### Task brief
In the records below, find each line containing the word "Element" and copy it.

++++++++++

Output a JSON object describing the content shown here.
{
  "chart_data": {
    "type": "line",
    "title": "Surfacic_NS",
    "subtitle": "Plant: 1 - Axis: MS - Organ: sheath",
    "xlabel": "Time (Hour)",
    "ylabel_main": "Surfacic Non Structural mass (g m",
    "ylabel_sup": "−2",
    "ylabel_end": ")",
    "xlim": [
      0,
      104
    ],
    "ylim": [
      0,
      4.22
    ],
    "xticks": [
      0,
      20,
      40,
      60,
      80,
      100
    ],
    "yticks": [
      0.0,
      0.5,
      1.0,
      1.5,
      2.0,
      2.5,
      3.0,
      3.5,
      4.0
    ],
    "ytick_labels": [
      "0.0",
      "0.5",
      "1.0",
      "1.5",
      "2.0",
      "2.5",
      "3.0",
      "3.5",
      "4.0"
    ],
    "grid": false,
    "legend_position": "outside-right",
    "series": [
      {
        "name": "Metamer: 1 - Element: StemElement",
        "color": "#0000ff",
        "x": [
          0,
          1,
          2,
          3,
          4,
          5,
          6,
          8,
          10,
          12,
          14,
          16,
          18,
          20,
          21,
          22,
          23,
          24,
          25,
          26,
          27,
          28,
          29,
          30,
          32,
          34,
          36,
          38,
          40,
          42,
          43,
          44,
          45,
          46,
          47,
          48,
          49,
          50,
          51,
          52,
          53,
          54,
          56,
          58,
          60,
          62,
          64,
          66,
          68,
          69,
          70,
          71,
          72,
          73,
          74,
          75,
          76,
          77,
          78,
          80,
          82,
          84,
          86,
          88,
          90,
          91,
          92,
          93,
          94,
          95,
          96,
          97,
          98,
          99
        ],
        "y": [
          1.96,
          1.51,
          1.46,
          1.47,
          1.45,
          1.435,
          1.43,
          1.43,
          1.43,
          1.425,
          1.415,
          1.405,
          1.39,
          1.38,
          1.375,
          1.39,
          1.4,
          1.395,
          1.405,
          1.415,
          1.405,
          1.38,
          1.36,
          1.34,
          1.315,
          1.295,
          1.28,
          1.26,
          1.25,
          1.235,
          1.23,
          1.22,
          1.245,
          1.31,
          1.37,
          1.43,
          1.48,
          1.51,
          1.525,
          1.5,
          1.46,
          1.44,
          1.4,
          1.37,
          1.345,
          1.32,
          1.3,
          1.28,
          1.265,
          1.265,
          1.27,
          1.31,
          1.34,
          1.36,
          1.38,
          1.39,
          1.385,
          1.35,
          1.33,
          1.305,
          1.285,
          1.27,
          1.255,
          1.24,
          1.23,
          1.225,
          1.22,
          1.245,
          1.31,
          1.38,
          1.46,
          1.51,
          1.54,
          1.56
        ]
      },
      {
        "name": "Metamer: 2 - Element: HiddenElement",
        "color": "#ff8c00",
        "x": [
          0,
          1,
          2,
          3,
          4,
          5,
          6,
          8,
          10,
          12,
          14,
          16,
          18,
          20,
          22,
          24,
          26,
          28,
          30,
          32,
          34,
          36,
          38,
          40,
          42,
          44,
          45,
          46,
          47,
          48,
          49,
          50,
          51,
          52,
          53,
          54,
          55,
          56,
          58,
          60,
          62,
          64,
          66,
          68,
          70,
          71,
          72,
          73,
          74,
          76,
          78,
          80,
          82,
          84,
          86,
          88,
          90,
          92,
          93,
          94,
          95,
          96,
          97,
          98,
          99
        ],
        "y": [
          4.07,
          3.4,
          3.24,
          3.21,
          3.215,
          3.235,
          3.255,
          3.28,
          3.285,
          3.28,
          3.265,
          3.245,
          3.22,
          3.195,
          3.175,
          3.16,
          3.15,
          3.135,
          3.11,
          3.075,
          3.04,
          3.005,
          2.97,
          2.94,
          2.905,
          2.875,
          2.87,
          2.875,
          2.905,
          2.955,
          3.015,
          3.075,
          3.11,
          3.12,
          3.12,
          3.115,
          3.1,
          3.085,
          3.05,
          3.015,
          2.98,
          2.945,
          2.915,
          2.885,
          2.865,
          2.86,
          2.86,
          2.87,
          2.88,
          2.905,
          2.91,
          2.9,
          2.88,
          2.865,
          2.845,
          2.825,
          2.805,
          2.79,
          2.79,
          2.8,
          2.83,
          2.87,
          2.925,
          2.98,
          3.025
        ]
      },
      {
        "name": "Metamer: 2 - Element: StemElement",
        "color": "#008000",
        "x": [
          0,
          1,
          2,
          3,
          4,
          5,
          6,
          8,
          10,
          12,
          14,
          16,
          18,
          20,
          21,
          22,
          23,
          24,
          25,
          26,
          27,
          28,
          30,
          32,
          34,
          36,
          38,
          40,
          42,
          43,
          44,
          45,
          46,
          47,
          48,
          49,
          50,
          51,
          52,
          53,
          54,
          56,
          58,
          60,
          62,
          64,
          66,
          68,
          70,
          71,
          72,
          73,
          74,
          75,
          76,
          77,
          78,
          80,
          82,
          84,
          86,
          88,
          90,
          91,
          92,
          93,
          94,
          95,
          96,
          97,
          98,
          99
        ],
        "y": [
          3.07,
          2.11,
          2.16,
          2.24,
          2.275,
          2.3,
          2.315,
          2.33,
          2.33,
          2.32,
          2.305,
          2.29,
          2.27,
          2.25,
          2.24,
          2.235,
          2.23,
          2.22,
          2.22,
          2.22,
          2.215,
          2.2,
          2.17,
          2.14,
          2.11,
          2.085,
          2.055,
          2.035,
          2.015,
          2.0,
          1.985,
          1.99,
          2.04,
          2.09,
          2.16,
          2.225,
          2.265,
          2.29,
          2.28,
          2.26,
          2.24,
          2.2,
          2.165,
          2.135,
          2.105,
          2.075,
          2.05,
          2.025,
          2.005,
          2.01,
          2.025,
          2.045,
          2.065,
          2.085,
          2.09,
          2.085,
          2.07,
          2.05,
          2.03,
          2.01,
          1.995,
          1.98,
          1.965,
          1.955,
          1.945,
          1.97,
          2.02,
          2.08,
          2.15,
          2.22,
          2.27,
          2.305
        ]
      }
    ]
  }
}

++++++++++

### Full solution
        "name": "Metamer: 1 - Element: StemElement",
        "name": "Metamer: 2 - Element: HiddenElement",
        "name": "Metamer: 2 - Element: StemElement",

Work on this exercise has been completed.